#### WYMAGANIA ZADANIA
Wyodrębnij cały tekst o domu Bardowskich, słowo w słowo i bez żadnych zmian.

#### FRAGMENT DO PRZECZYTANIA
"Rolnik szuka żony". Bardowscy pochwalili się domem w show TVP. Jak będą mieszkać?
Grzegorz i Anna Bardowscy poznali się w programie "Rolnik szuka żony". Teraz są małżeństwem, mają dwoje dzieci. Właśnie wykańczają swój wymarzony dom. W "Pytaniu na śniadanie" pokazali jego wnętrze.
Dom Bardowskich, których widzowie poznali w randkowych show TVP, powstaje od dłuższego czasu. I budzi sporo emocji. Powodów jest kilka. Budynek kosztował rolników wiele pracy, ale też dużo pieniędzy. Poza tym ma ciemną elewację, która nie trafia w gust wszystkich internautów.

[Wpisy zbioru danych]
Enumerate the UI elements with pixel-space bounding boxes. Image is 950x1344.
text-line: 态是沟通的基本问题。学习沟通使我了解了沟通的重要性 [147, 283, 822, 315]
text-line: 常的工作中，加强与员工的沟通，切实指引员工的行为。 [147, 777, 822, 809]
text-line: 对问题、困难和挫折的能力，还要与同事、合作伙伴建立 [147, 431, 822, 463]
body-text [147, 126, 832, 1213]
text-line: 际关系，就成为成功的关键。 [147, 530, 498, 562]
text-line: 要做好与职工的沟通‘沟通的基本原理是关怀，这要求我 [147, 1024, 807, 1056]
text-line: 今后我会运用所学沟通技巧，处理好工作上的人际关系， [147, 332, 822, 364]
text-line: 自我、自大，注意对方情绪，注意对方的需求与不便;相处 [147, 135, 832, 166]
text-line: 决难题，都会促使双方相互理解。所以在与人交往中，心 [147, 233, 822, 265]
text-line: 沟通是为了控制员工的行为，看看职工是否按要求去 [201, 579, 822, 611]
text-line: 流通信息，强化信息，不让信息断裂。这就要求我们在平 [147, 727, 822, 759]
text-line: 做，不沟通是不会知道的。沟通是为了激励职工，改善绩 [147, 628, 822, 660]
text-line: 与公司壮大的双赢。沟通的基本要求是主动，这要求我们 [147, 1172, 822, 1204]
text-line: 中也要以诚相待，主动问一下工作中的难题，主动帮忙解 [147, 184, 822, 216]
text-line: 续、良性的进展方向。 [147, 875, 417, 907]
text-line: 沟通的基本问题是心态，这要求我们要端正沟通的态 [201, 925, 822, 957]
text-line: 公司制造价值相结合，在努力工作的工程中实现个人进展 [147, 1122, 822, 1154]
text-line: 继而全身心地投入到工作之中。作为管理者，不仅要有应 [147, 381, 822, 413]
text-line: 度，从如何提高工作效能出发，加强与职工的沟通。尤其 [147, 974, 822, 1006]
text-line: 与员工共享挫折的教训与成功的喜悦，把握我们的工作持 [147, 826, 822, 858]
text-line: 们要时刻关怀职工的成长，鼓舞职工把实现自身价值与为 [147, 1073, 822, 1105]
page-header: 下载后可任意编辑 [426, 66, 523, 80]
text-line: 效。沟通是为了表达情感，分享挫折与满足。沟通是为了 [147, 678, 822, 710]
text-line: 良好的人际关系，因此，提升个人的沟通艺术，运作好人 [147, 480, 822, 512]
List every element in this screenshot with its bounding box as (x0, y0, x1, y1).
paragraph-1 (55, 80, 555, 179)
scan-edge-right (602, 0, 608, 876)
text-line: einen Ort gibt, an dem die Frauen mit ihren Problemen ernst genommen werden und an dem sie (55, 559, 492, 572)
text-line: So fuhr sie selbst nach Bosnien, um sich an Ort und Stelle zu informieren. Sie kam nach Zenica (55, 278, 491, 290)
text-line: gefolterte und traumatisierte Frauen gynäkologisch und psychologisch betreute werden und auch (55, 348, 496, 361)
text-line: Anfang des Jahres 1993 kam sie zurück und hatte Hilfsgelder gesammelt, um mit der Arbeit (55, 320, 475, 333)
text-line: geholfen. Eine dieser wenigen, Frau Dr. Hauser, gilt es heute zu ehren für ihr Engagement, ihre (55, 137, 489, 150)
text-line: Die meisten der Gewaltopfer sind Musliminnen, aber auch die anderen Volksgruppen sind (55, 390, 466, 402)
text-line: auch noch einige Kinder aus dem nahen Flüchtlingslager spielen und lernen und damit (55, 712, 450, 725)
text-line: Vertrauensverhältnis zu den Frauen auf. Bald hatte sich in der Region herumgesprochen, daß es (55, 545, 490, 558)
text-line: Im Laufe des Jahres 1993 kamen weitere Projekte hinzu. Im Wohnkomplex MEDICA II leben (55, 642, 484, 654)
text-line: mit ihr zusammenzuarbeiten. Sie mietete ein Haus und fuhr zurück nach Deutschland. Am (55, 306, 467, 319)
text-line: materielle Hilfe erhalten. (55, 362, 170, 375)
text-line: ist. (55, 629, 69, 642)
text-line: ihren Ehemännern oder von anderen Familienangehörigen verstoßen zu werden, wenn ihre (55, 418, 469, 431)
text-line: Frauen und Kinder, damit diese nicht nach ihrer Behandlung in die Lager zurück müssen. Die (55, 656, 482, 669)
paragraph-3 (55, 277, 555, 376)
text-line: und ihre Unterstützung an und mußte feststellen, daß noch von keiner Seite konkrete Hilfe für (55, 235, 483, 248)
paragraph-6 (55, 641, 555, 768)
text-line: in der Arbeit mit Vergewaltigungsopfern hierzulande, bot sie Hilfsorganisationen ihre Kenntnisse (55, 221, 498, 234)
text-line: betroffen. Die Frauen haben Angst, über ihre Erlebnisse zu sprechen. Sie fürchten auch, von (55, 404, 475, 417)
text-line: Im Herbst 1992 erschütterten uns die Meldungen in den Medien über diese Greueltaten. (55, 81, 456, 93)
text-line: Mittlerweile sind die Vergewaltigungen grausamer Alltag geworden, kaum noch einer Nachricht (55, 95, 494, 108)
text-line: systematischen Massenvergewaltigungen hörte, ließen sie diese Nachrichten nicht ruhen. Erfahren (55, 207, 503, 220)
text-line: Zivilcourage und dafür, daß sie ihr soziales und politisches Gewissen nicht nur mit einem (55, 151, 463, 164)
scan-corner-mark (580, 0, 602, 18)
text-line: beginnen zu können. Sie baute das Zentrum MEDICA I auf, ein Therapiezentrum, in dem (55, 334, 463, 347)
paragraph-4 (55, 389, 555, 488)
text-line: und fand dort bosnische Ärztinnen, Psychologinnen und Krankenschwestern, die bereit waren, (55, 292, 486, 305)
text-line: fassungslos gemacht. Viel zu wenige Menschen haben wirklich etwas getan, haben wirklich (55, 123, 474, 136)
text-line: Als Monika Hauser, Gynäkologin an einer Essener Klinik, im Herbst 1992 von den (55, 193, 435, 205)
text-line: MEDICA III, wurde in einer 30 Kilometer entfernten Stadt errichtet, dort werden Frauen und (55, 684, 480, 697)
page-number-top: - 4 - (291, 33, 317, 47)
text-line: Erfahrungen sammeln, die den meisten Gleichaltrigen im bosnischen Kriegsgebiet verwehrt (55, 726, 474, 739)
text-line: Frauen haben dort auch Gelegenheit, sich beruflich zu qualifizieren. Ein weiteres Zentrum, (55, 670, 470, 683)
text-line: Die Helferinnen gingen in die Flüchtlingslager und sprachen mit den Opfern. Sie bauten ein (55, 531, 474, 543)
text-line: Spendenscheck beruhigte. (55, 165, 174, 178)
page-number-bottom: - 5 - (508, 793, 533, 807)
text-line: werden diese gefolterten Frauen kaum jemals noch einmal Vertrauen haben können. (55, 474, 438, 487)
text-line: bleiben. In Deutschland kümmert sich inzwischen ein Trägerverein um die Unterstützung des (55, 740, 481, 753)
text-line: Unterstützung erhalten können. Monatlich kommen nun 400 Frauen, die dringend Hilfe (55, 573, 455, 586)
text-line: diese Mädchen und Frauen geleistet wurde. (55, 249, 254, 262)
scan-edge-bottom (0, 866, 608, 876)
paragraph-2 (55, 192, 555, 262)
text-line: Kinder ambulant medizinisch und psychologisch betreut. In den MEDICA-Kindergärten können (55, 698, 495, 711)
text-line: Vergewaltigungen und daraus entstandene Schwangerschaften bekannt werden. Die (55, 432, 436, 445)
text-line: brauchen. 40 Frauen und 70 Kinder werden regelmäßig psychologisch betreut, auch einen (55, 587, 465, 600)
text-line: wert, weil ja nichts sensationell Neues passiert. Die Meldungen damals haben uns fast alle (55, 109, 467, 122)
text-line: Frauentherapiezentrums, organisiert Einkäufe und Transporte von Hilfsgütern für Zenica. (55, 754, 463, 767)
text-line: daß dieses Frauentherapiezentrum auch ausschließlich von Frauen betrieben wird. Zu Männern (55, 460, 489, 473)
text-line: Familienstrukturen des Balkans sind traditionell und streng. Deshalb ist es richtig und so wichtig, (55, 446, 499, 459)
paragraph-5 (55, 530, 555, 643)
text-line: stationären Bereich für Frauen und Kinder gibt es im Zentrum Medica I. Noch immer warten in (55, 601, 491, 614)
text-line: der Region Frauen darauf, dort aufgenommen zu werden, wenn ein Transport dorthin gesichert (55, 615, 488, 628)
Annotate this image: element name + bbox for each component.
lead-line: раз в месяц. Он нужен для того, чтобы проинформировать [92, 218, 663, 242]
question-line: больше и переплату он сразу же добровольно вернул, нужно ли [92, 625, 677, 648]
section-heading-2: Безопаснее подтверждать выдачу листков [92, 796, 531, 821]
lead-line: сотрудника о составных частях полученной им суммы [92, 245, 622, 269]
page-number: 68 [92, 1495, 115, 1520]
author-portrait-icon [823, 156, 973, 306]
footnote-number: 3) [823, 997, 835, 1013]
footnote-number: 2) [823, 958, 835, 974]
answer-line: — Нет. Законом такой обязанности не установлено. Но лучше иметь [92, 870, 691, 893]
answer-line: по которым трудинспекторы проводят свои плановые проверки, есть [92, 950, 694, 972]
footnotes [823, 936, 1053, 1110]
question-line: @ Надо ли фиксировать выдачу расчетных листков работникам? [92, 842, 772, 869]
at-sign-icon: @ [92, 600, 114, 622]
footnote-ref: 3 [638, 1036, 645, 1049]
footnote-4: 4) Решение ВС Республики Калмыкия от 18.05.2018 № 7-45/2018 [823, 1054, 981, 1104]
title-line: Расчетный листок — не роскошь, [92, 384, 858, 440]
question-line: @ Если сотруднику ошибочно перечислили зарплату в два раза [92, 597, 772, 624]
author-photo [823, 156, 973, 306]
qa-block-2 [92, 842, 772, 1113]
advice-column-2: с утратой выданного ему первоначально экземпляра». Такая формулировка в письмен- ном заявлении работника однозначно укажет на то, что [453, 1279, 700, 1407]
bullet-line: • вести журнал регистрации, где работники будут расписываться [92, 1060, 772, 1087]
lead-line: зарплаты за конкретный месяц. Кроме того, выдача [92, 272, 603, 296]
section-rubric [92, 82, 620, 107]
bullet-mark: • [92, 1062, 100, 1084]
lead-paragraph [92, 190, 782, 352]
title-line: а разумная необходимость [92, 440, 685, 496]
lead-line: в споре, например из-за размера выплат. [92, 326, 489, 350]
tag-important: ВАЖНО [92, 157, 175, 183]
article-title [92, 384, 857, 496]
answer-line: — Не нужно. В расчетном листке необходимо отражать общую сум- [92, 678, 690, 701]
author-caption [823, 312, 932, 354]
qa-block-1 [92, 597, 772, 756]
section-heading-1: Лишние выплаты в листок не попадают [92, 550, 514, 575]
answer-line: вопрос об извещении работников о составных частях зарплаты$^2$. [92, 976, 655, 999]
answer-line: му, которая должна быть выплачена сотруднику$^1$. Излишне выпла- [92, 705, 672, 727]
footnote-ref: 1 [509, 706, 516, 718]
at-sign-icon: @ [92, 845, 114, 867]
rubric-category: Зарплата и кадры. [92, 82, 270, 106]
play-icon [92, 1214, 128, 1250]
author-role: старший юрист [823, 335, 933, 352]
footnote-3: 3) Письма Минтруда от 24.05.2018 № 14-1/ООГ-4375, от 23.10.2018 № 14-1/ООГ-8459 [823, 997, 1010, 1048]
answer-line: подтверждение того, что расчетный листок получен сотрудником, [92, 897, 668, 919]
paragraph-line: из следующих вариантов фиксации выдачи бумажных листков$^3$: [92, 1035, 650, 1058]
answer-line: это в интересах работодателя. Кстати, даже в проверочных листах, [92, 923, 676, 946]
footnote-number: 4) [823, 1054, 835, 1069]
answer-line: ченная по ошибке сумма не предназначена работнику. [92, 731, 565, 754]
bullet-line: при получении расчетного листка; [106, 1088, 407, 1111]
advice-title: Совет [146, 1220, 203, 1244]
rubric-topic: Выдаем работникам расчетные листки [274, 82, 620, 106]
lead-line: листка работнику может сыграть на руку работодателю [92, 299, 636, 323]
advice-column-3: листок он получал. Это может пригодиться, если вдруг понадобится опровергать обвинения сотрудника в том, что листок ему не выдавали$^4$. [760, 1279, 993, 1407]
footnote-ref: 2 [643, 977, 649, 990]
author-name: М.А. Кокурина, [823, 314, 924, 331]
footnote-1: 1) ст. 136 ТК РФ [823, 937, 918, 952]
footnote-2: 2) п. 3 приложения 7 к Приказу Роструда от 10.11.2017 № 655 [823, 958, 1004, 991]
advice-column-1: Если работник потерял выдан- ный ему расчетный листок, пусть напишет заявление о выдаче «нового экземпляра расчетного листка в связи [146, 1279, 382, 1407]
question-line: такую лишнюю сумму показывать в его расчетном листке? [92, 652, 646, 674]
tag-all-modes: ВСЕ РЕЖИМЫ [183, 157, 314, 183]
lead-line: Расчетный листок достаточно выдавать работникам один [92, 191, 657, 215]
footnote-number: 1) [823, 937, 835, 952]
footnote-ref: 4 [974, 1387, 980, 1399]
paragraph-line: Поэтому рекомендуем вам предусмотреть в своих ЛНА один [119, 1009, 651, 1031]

#### WYNIK PONIŻEJ
"Rolnik szuka żony". Bardowscy pochwalili się domem w show TVP. Jak będą mieszkać?
Grzegorz i Anna Bardowscy poznali się w programie "Rolnik szuka żony". Teraz są małżeństwem, mają dwoje dzieci. Właśnie wykańczają swój wymarzony dom. W "Pytaniu na śniadanie" pokazali jego wnętrze.
Dom Bardowskich, których widzowie poznali w randkowych show TVP, powstaje od dłuższego czasu. I budzi sporo emocji. Powodów jest kilka. Budynek kosztował rolników wiele pracy, ale też dużo pieniędzy. Poza tym ma ciemną elewację, która nie trafia w gust wszystkich internautów.